→ **Work to be completed**: Within the records that follow, find every line containing the string "Photometric". Copy those lines.

Figure contents as structured data:
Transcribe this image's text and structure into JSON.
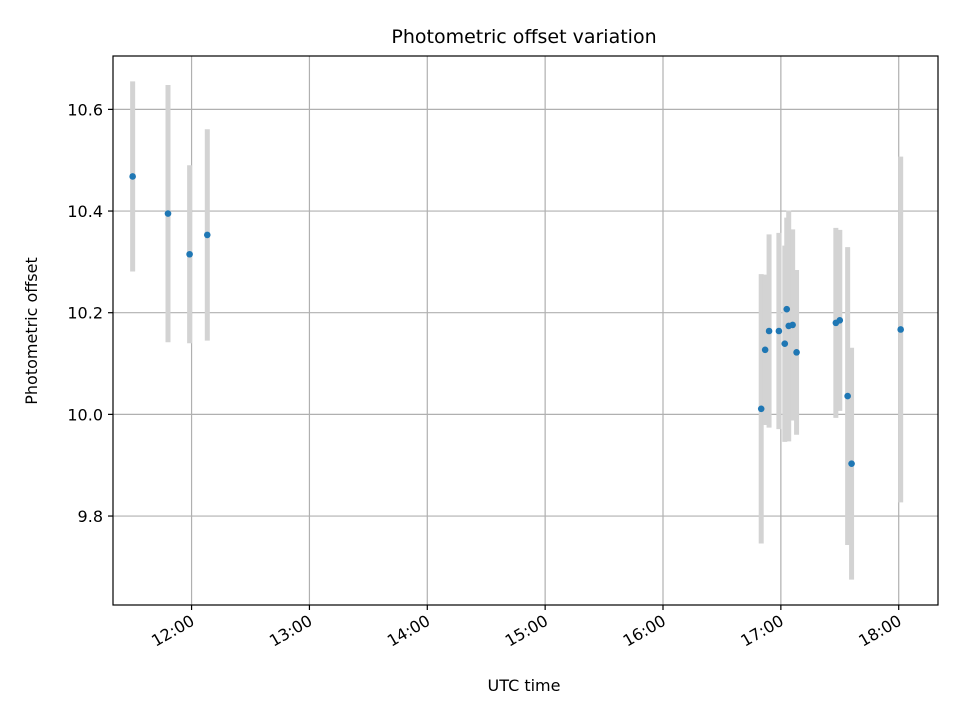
{
  "chart_data": {
    "type": "scatter",
    "title": "Photometric offset variation",
    "xlabel": "UTC time",
    "ylabel": "Photometric offset",
    "x_scale": "time",
    "xlim": [
      "11:20",
      "18:20"
    ],
    "ylim": [
      9.625,
      10.705
    ],
    "x_ticks": [
      "12:00",
      "13:00",
      "14:00",
      "15:00",
      "16:00",
      "17:00",
      "18:00"
    ],
    "y_ticks": [
      9.8,
      10.0,
      10.2,
      10.4,
      10.6
    ],
    "y_tick_labels": [
      "9.8",
      "10.0",
      "10.2",
      "10.4",
      "10.6"
    ],
    "grid": true,
    "legend": "none",
    "marker_color": "#1f77b4",
    "errorbar_color": "#d3d3d3",
    "series": [
      {
        "points": [
          {
            "x": "11:30",
            "y": 10.468,
            "err": 0.187
          },
          {
            "x": "11:48",
            "y": 10.395,
            "err": 0.253
          },
          {
            "x": "11:59",
            "y": 10.315,
            "err": 0.175
          },
          {
            "x": "12:08",
            "y": 10.353,
            "err": 0.208
          },
          {
            "x": "16:50",
            "y": 10.011,
            "err": 0.265
          },
          {
            "x": "16:52",
            "y": 10.127,
            "err": 0.148
          },
          {
            "x": "16:54",
            "y": 10.164,
            "err": 0.19
          },
          {
            "x": "16:59",
            "y": 10.164,
            "err": 0.193
          },
          {
            "x": "17:02",
            "y": 10.139,
            "err": 0.193
          },
          {
            "x": "17:03",
            "y": 10.207,
            "err": 0.18
          },
          {
            "x": "17:04",
            "y": 10.174,
            "err": 0.227
          },
          {
            "x": "17:06",
            "y": 10.176,
            "err": 0.188
          },
          {
            "x": "17:08",
            "y": 10.122,
            "err": 0.162
          },
          {
            "x": "17:28",
            "y": 10.18,
            "err": 0.187
          },
          {
            "x": "17:30",
            "y": 10.185,
            "err": 0.178
          },
          {
            "x": "17:34",
            "y": 10.036,
            "err": 0.293
          },
          {
            "x": "17:36",
            "y": 9.903,
            "err": 0.228
          },
          {
            "x": "18:01",
            "y": 10.167,
            "err": 0.34
          }
        ]
      }
    ]
  }
}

→ **Exercise result**:
    "title": "Photometric offset variation",
    "ylabel": "Photometric offset",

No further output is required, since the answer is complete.